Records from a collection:
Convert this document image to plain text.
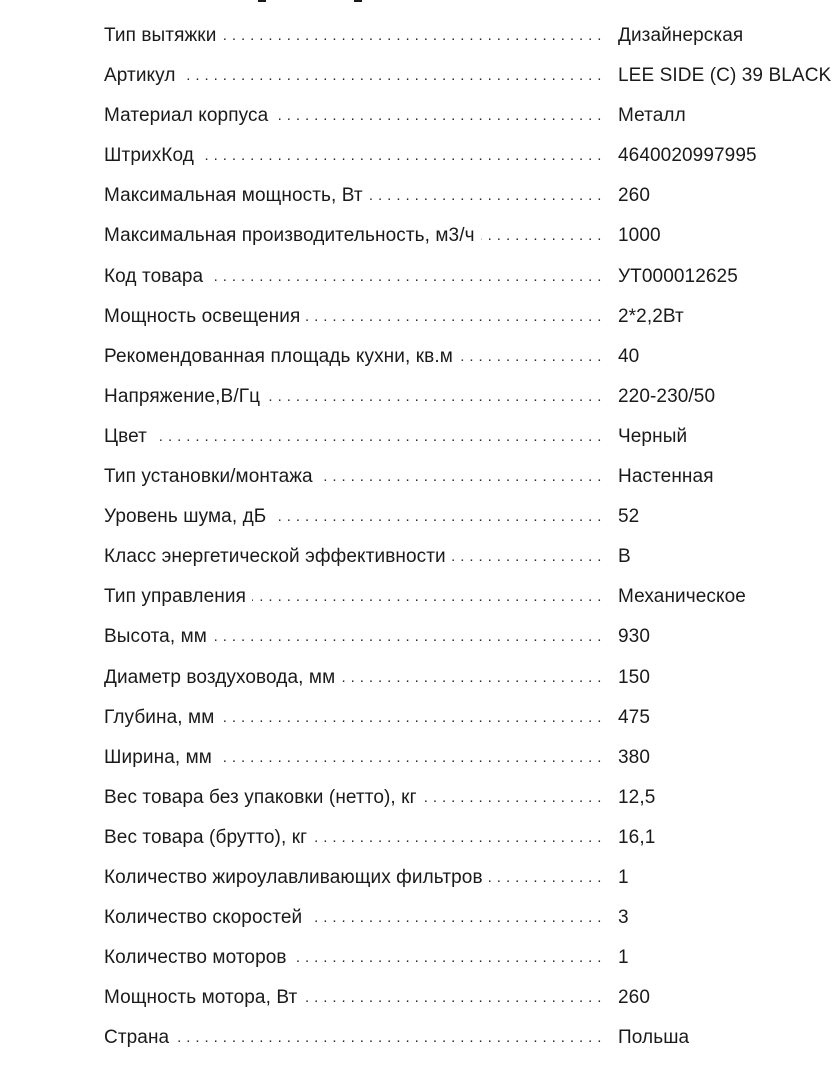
Тип вытяжки . . .	Дизайнерская
Артикул . . .	LEE SIDE (C) 39 BLACK
Материал корпуса . . .	Металл
ШтрихКод . . .	4640020997995
Максимальная мощность, Вт . . .	260
Максимальная производительность, м3/ч . . .	1000
Код товара . . .	УТ000012625
Мощность освещения . . .	2*2,2Вт
Рекомендованная площадь кухни, кв.м . . .	40
Напряжение,В/Гц . . .	220-230/50
Цвет . . .	Черный
Тип установки/монтажа . . .	Настенная
Уровень шума, дБ . . .	52
Класс энергетической эффективности . . .	B
Тип управления . . .	Механическое
Высота, мм . . .	930
Диаметр воздуховода, мм . . .	150
Глубина, мм . . .	475
Ширина, мм . . .	380
Вес товара без упаковки (нетто), кг . . .	12,5
Вес товара (брутто), кг . . .	16,1
Количество жироулавливающих фильтров . . .	1
Количество скоростей . . .	3
Количество моторов . . .	1
Мощность мотора, Вт . . .	260
Страна . . .	Польша
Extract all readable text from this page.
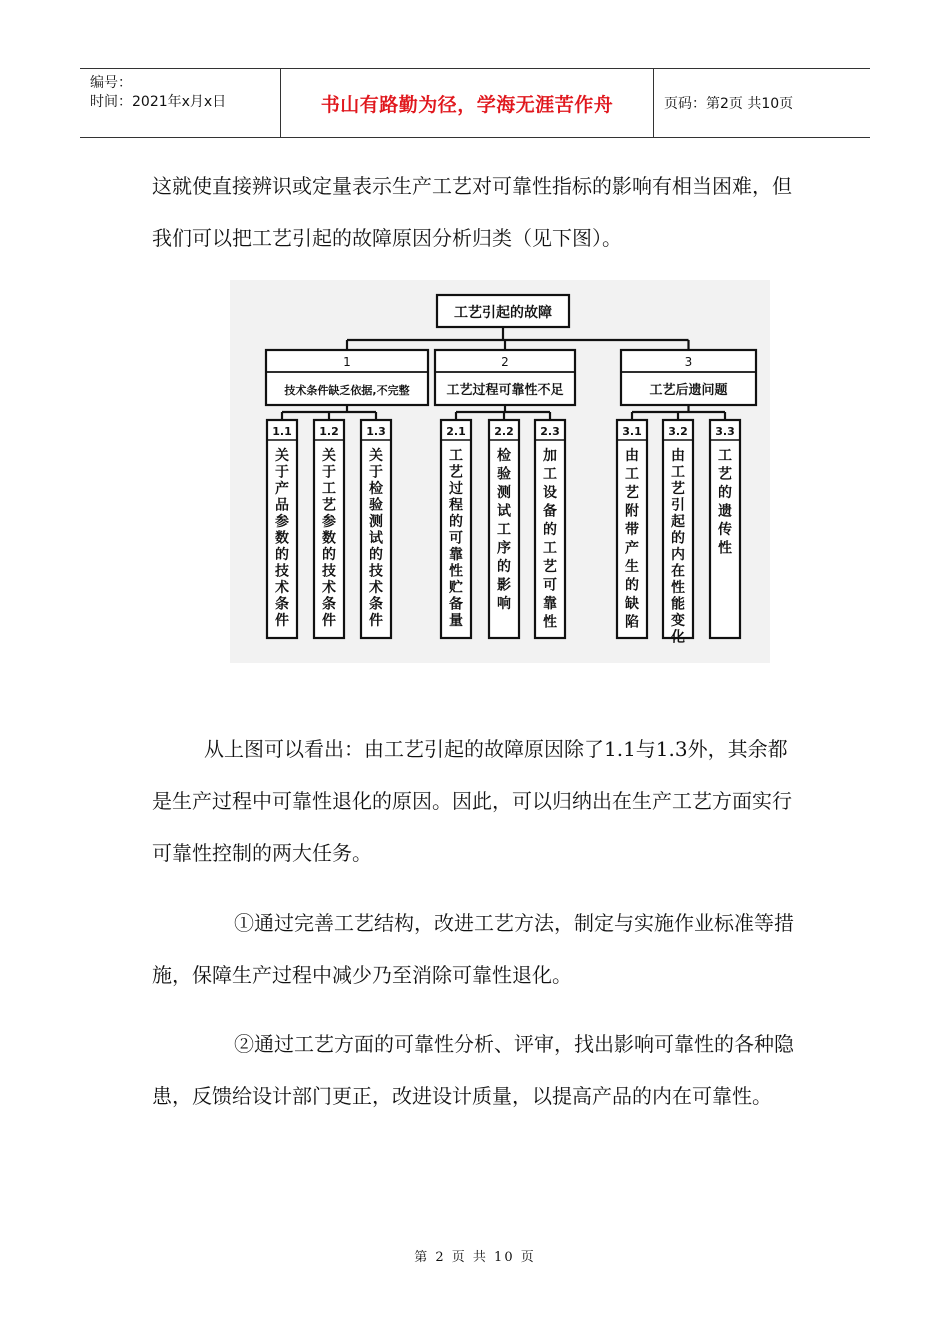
编号：
时间：2021年x月x日	书山有路勤为径，学海无涯苦作舟	页码：第2页 共10页

这就使直接辨识或定量表示生产工艺对可靠性指标的影响有相当困难，但我们可以把工艺引起的故障原因分析归类（见下图）。

工艺引起的故障
1
技术条件缺乏依据,不完整
1.1
关
于
产
品
参
数
的
技
术
条
件
1.2
关
于
工
艺
参
数
的
技
术
条
件
1.3
关
于
检
验
测
试
的
技
术
条
件
2
工艺过程可靠性不足
2.1
工
艺
过
程
的
可
靠
性
贮
备
量
2.2
检
验
测
试
工
序
的
影
响
2.3
加
工
设
备
的
工
艺
可
靠
性
3
工艺后遗问题
3.1
由
工
艺
附
带
产
生
的
缺
陷
3.2
由
工
艺
引
起
的
内
在
性
能
变
化
3.3
工
艺
的
遗
传
性

从上图可以看出：由工艺引起的故障原因除了1.1与1.3外，其余都是生产过程中可靠性退化的原因。因此，可以归纳出在生产工艺方面实行可靠性控制的两大任务。

①通过完善工艺结构，改进工艺方法，制定与实施作业标准等措施，保障生产过程中减少乃至消除可靠性退化。

②通过工艺方面的可靠性分析、评审，找出影响可靠性的各种隐患，反馈给设计部门更正，改进设计质量，以提高产品的内在可靠性。

第 2 页 共 10 页
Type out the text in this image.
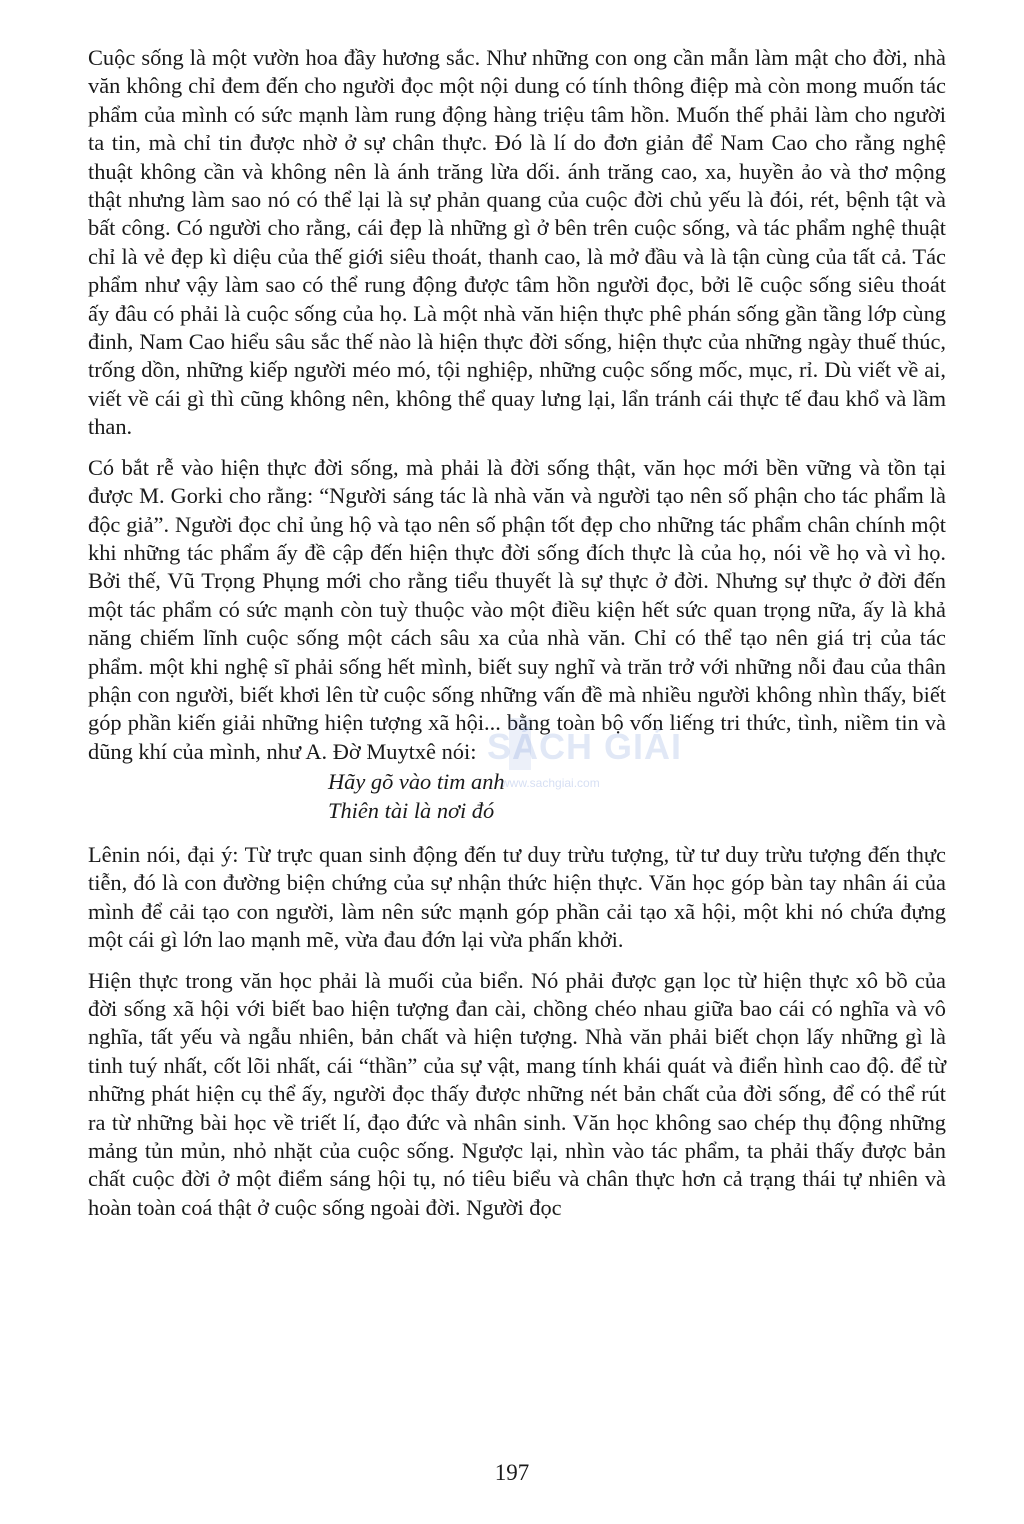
Cuộc sống là một vườn hoa đầy hương sắc. Như những con ong cần mẫn làm mật cho đời, nhà văn không chỉ đem đến cho người đọc một nội dung có tính thông điệp mà còn mong muốn tác phẩm của mình có sức mạnh làm rung động hàng triệu tâm hồn. Muốn thế phải làm cho người ta tin, mà chỉ tin được nhờ ở sự chân thực. Đó là lí do đơn giản để Nam Cao cho rằng nghệ thuật không cần và không nên là ánh trăng lừa dối. ánh trăng cao, xa, huyền ảo và thơ mộng thật nhưng làm sao nó có thể lại là sự phản quang của cuộc đời chủ yếu là đói, rét, bệnh tật và bất công. Có người cho rằng, cái đẹp là những gì ở bên trên cuộc sống, và tác phẩm nghệ thuật chỉ là vẻ đẹp kì diệu của thế giới siêu thoát, thanh cao, là mở đầu và là tận cùng của tất cả. Tác phẩm như vậy làm sao có thể rung động được tâm hồn người đọc, bởi lẽ cuộc sống siêu thoát ấy đâu có phải là cuộc sống của họ. Là một nhà văn hiện thực phê phán sống gần tầng lớp cùng đinh, Nam Cao hiểu sâu sắc thế nào là hiện thực đời sống, hiện thực của những ngày thuế thúc, trống dồn, những kiếp người méo mó, tội nghiệp, những cuộc sống mốc, mục, rỉ. Dù viết về ai, viết về cái gì thì cũng không nên, không thể quay lưng lại, lẩn tránh cái thực tế đau khổ và lầm than.

Có bắt rễ vào hiện thực đời sống, mà phải là đời sống thật, văn học mới bền vững và tồn tại được M. Gorki cho rằng: “Người sáng tác là nhà văn và người tạo nên số phận cho tác phẩm là độc giả”. Người đọc chỉ ủng hộ và tạo nên số phận tốt đẹp cho những tác phẩm chân chính một khi những tác phẩm ấy đề cập đến hiện thực đời sống đích thực là của họ, nói về họ và vì họ. Bởi thế, Vũ Trọng Phụng mới cho rằng tiểu thuyết là sự thực ở đời. Nhưng sự thực ở đời đến một tác phẩm có sức mạnh còn tuỳ thuộc vào một điều kiện hết sức quan trọng nữa, ấy là khả năng chiếm lĩnh cuộc sống một cách sâu xa của nhà văn. Chỉ có thể tạo nên giá trị của tác phẩm. một khi nghệ sĩ phải sống hết mình, biết suy nghĩ và trăn trở với những nỗi đau của thân phận con người, biết khơi lên từ cuộc sống những vấn đề mà nhiều người không nhìn thấy, biết góp phần kiến giải những hiện tượng xã hội... bằng toàn bộ vốn liếng tri thức, tình, niềm tin và dũng khí của mình, như A. Đờ Muytxê nói:

Hãy gõ vào tim anh
Thiên tài là nơi đó

Lênin nói, đại ý: Từ trực quan sinh động đến tư duy trừu tượng, từ tư duy trừu tượng đến thực tiễn, đó là con đường biện chứng của sự nhận thức hiện thực. Văn học góp bàn tay nhân ái của mình để cải tạo con người, làm nên sức mạnh góp phần cải tạo xã hội, một khi nó chứa đựng một cái gì lớn lao mạnh mẽ, vừa đau đớn lại vừa phấn khởi.

Hiện thực trong văn học phải là muối của biển. Nó phải được gạn lọc từ hiện thực xô bồ của đời sống xã hội với biết bao hiện tượng đan cài, chồng chéo nhau giữa bao cái có nghĩa và vô nghĩa, tất yếu và ngẫu nhiên, bản chất và hiện tượng. Nhà văn phải biết chọn lấy những gì là tinh tuý nhất, cốt lõi nhất, cái “thần” của sự vật, mang tính khái quát và điển hình cao độ. để từ những phát hiện cụ thể ấy, người đọc thấy được những nét bản chất của đời sống, để có thể rút ra từ những bài học về triết lí, đạo đức và nhân sinh. Văn học không sao chép thụ động những mảng tủn mủn, nhỏ nhặt của cuộc sống. Ngược lại, nhìn vào tác phẩm, ta phải thấy được bản chất cuộc đời ở một điểm sáng hội tụ, nó tiêu biểu và chân thực hơn cả trạng thái tự nhiên và hoàn toàn coá thật ở cuộc sống ngoài đời. Người đọc

SÁCH GIẢI
www.sachgiai.com
197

▶ [To be done]:
From the records above, report the count of lines containing "this" and nothing more.

▶ [The output]:
3